[Figure content listings]
★ ★ ★ ★
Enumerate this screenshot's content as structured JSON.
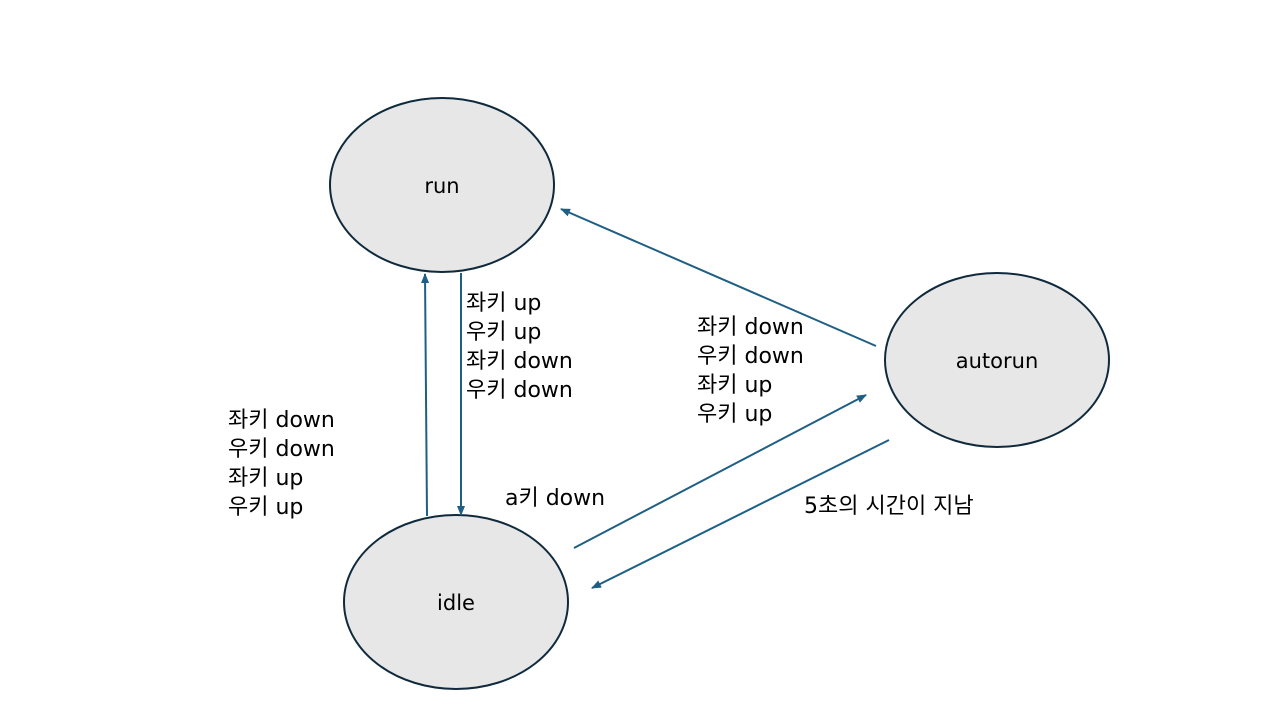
{
  "colors": {
    "node_fill": "#e7e7e7",
    "node_stroke": "#0f2a3d",
    "arrow": "#1f5f84"
  },
  "states": {
    "run": "run",
    "autorun": "autorun",
    "idle": "idle"
  },
  "transitions": {
    "run_to_idle": [
      "좌키 up",
      "우키 up",
      "좌키 down",
      "우키 down"
    ],
    "idle_to_run": [
      "좌키 down",
      "우키 down",
      "좌키 up",
      "우키 up"
    ],
    "autorun_to_run": [
      "좌키 down",
      "우키 down",
      "좌키 up",
      "우키 up"
    ],
    "idle_to_autorun": "a키 down",
    "autorun_to_idle": "5초의 시간이 지남"
  }
}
★ ★ ★ ★
Stated task:
Pictures in the records above are not copied; print everything else exactly.

Result of this exercise:
Enumerate this screenshot's content as structured JSON.
{
  "colors": {
    "node_fill": "#e7e7e7",
    "node_stroke": "#0f2a3d",
    "arrow": "#1f5f84"
  },
  "states": {
    "run": "run",
    "autorun": "autorun",
    "idle": "idle"
  },
  "transitions": {
    "run_to_idle": [
      "좌키 up",
      "우키 up",
      "좌키 down",
      "우키 down"
    ],
    "idle_to_run": [
      "좌키 down",
      "우키 down",
      "좌키 up",
      "우키 up"
    ],
    "autorun_to_run": [
      "좌키 down",
      "우키 down",
      "좌키 up",
      "우키 up"
    ],
    "idle_to_autorun": "a키 down",
    "autorun_to_idle": "5초의 시간이 지남"
  }
}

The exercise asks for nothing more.